A block of data
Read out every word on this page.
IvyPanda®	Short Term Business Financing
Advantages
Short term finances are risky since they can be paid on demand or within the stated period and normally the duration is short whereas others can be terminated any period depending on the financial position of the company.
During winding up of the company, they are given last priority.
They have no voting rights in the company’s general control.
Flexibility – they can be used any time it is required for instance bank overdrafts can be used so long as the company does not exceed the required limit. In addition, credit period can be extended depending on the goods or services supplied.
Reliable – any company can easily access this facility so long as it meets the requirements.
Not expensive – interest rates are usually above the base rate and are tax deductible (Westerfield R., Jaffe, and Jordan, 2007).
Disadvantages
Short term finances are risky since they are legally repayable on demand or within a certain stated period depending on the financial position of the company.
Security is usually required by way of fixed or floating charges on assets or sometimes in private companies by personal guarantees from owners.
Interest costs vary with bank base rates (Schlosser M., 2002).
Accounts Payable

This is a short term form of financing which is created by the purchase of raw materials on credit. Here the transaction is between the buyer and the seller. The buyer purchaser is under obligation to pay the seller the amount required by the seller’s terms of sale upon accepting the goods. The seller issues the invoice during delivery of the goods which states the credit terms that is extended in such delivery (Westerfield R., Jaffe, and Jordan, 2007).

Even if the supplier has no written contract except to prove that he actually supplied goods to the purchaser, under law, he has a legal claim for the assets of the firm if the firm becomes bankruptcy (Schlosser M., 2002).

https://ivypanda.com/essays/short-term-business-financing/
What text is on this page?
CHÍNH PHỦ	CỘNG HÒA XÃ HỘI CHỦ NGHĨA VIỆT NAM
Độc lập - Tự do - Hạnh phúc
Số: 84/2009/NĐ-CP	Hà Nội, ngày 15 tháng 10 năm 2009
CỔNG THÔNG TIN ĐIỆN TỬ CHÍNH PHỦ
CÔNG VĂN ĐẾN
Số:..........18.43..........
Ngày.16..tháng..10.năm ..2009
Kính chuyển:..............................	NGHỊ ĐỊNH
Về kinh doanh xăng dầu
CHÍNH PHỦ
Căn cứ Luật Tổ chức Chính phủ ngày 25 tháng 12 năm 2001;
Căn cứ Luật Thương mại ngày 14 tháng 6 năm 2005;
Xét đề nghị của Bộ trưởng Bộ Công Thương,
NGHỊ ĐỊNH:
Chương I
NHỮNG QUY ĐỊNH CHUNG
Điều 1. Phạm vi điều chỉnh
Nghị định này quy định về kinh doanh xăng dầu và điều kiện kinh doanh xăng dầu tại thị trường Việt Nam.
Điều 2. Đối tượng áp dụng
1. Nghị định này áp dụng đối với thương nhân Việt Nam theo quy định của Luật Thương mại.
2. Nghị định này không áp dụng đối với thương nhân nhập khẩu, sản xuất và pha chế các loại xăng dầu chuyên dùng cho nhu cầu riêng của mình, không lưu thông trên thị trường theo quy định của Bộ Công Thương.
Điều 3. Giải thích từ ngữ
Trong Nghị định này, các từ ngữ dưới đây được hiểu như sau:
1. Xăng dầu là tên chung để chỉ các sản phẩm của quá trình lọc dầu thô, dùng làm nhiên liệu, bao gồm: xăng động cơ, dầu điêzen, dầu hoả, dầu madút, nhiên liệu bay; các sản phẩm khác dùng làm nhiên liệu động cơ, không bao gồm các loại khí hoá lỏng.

REQUIREMENTS |
Write the material out again in its entirety, exactly as shown.

EXERCISE RESPONSE |
Read out every word on this page.
IvyPanda®	Short Term Business Financing
Advantages
Short term finances are risky since they can be paid on demand or within the stated period and normally the duration is short whereas others can be terminated any period depending on the financial position of the company.
During winding up of the company, they are given last priority.
They have no voting rights in the company’s general control.
Flexibility – they can be used any time it is required for instance bank overdrafts can be used so long as the company does not exceed the required limit. In addition, credit period can be extended depending on the goods or services supplied.
Reliable – any company can easily access this facility so long as it meets the requirements.
Not expensive – interest rates are usually above the base rate and are tax deductible (Westerfield R., Jaffe, and Jordan, 2007).
Disadvantages
Short term finances are risky since they are legally repayable on demand or within a certain stated period depending on the financial position of the company.
Security is usually required by way of fixed or floating charges on assets or sometimes in private companies by personal guarantees from owners.
Interest costs vary with bank base rates (Schlosser M., 2002).
Accounts Payable

This is a short term form of financing which is created by the purchase of raw materials on credit. Here the transaction is between the buyer and the seller. The buyer purchaser is under obligation to pay the seller the amount required by the seller’s terms of sale upon accepting the goods. The seller issues the invoice during delivery of the goods which states the credit terms that is extended in such delivery (Westerfield R., Jaffe, and Jordan, 2007).

Even if the supplier has no written contract except to prove that he actually supplied goods to the purchaser, under law, he has a legal claim for the assets of the firm if the firm becomes bankruptcy (Schlosser M., 2002).

https://ivypanda.com/essays/short-term-business-financing/
What text is on this page?
CHÍNH PHỦ	CỘNG HÒA XÃ HỘI CHỦ NGHĨA VIỆT NAM
Độc lập - Tự do - Hạnh phúc
Số: 84/2009/NĐ-CP	Hà Nội, ngày 15 tháng 10 năm 2009
CỔNG THÔNG TIN ĐIỆN TỬ CHÍNH PHỦ
CÔNG VĂN ĐẾN
Số:..........18.43..........
Ngày.16..tháng..10.năm ..2009
Kính chuyển:..............................	NGHỊ ĐỊNH
Về kinh doanh xăng dầu
CHÍNH PHỦ
Căn cứ Luật Tổ chức Chính phủ ngày 25 tháng 12 năm 2001;
Căn cứ Luật Thương mại ngày 14 tháng 6 năm 2005;
Xét đề nghị của Bộ trưởng Bộ Công Thương,
NGHỊ ĐỊNH:
Chương I
NHỮNG QUY ĐỊNH CHUNG
Điều 1. Phạm vi điều chỉnh
Nghị định này quy định về kinh doanh xăng dầu và điều kiện kinh doanh xăng dầu tại thị trường Việt Nam.
Điều 2. Đối tượng áp dụng
1. Nghị định này áp dụng đối với thương nhân Việt Nam theo quy định của Luật Thương mại.
2. Nghị định này không áp dụng đối với thương nhân nhập khẩu, sản xuất và pha chế các loại xăng dầu chuyên dùng cho nhu cầu riêng của mình, không lưu thông trên thị trường theo quy định của Bộ Công Thương.
Điều 3. Giải thích từ ngữ
Trong Nghị định này, các từ ngữ dưới đây được hiểu như sau:
1. Xăng dầu là tên chung để chỉ các sản phẩm của quá trình lọc dầu thô, dùng làm nhiên liệu, bao gồm: xăng động cơ, dầu điêzen, dầu hoả, dầu madút, nhiên liệu bay; các sản phẩm khác dùng làm nhiên liệu động cơ, không bao gồm các loại khí hoá lỏng.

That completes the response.